TASK DIRECTIONS
Transcribe the stretch of the Windows 7 RC comment thread from "In all my reading" through "the internet. Forever.", keeping every word and punctuation mark unchanged.

User migration tools
Presumably you'd use the same user-migration tools that you'd use when you upgraded your PC and wanted your old systems files and settings applied to the new one. I can't vouch for how well they work (in the RC, or for that matter in full W7), but they're there.
"So I lose all my tweaks and configuration and the entire look/feel that I spent ages setting up since last July when I installed Win7 RC on my laptop??"
In a word YES - Knowing about this well in advance, I can't believe you're now complaining that it's actually coming into effect...
Don't install an RC in the future and invest so heavily in 'tweaking' it if you can't handle the end result.
I bet you complain about bugs when Beta testing games...
And Jeez to you
I knew I'd have to buy a license at some point but I reasonably (in my opinion) believed that would be to enter and flag my RC installation as legitimate and let me keep getting updates etc. As far as I know, it was not made clear that a fresh install would be needed.
"Also, since it was free, no contract exists between Microsoft and a Win7-RC user. In this situation, they have no obligations towards any WIn7-RC user."
That's completely false. A contract does not have to include financial remuneration. A contract exists whenever two individuals promise to provide each other with any form of benefit.
In this case, the details of the contract between RC users and Microsoft are pretty much spelled out in the terms and conditions the RC users had to accept before downloading/installing the RC.
"Also, since it was free, no contract exists between Microsoft and a Win7-RC user."
Wrong. There's a contract regardless of payment or other consideration. The terms of the contract is the EULA. Which coincidentally neatly describes the whole fuss and bother. Try again.
In all my reading on the subject of 'contracts', it has been stated that for a contract to exist in law, there must be payment (or 'consideration' as it is called). So, unless I pay MS some money (and get a receipt for it) or perform some agreed work for them (and be able to prove that I did), then there is no legally binding contract between us.
As far as I know, this is the situation for UK law. It may be different in other jurisdictions.
Are you mentaly retarded, or just like trolling Microsoft posts with completely irrelevant trash?
I for one look forward to the swathe of Spurious class action lawsuits this creates, as it's another excuse to laugh at people with no crip on reality what so ever.
Care to explain why it is Illegal to Shut down a free version of software that says "Not for Production Use - I shut down on Day X" ?
Please stop using the internet. Forever.

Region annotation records
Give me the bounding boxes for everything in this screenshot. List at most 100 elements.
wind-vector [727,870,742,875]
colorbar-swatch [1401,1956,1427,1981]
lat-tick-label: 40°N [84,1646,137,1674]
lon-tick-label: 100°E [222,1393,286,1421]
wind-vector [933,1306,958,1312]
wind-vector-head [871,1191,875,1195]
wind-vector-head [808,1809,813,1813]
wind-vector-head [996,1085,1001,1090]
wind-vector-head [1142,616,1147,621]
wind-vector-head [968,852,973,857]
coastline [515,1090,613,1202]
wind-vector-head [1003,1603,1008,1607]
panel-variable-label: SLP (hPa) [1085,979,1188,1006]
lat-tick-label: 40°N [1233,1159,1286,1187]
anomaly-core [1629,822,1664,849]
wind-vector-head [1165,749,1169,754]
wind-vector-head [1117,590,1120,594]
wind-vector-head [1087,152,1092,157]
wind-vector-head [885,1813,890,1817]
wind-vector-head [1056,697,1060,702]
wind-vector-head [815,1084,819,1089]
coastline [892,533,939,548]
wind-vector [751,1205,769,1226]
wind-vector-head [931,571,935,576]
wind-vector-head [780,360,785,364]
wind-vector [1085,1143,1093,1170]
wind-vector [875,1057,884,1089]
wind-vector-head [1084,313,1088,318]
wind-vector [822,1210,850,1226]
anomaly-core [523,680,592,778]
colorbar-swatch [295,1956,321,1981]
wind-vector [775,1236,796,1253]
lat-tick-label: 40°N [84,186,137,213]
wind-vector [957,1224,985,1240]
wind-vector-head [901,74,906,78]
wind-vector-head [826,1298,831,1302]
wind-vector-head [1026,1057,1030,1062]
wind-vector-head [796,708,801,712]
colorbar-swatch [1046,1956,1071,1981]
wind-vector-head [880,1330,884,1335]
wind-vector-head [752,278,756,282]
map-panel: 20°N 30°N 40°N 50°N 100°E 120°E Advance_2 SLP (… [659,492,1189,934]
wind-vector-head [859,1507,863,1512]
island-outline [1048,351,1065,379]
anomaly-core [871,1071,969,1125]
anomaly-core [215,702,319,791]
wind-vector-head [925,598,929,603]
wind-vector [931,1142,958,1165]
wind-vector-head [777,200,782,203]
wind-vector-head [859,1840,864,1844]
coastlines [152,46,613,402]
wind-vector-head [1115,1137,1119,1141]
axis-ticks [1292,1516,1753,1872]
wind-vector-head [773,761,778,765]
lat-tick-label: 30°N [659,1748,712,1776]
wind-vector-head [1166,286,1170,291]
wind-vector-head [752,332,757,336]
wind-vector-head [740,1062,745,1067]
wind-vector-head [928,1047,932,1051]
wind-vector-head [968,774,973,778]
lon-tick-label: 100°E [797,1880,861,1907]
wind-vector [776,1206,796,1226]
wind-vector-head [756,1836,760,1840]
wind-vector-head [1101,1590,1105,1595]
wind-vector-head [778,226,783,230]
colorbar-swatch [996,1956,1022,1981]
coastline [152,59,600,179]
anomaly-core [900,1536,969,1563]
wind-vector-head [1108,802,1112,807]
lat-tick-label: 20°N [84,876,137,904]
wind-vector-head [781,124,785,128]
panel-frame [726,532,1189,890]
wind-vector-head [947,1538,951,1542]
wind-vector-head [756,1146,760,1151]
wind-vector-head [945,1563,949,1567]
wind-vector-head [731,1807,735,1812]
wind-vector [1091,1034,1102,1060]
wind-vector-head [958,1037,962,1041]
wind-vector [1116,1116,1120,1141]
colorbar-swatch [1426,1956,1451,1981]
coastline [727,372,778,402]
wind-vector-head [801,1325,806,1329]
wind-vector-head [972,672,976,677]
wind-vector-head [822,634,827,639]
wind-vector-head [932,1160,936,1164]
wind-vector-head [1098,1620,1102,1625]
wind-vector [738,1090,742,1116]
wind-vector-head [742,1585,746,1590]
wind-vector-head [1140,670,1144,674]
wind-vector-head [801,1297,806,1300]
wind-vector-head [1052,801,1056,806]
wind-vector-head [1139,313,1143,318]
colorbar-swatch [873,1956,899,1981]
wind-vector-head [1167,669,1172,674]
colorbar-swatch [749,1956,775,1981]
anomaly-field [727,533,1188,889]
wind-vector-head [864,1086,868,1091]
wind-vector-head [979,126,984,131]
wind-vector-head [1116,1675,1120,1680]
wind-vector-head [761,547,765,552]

ANSWER TO THIS PROBLEM
In all my reading on the subject of 'contracts', it has been stated that for a contract to exist in law, there must be payment (or 'consideration' as it is called). So, unless I pay MS some money (and get a receipt for it) or perform some agreed work for them (and be able to prove that I did), then there is no legally binding contract between us.
As far as I know, this is the situation for UK law. It may be different in other jurisdictions.
Are you mentaly retarded, or just like trolling Microsoft posts with completely irrelevant trash?
I for one look forward to the swathe of Spurious class action lawsuits this creates, as it's another excuse to laugh at people with no crip on reality what so ever.
Care to explain why it is Illegal to Shut down a free version of software that says "Not for Production Use - I shut down on Day X" ?
Please stop using the internet. Forever.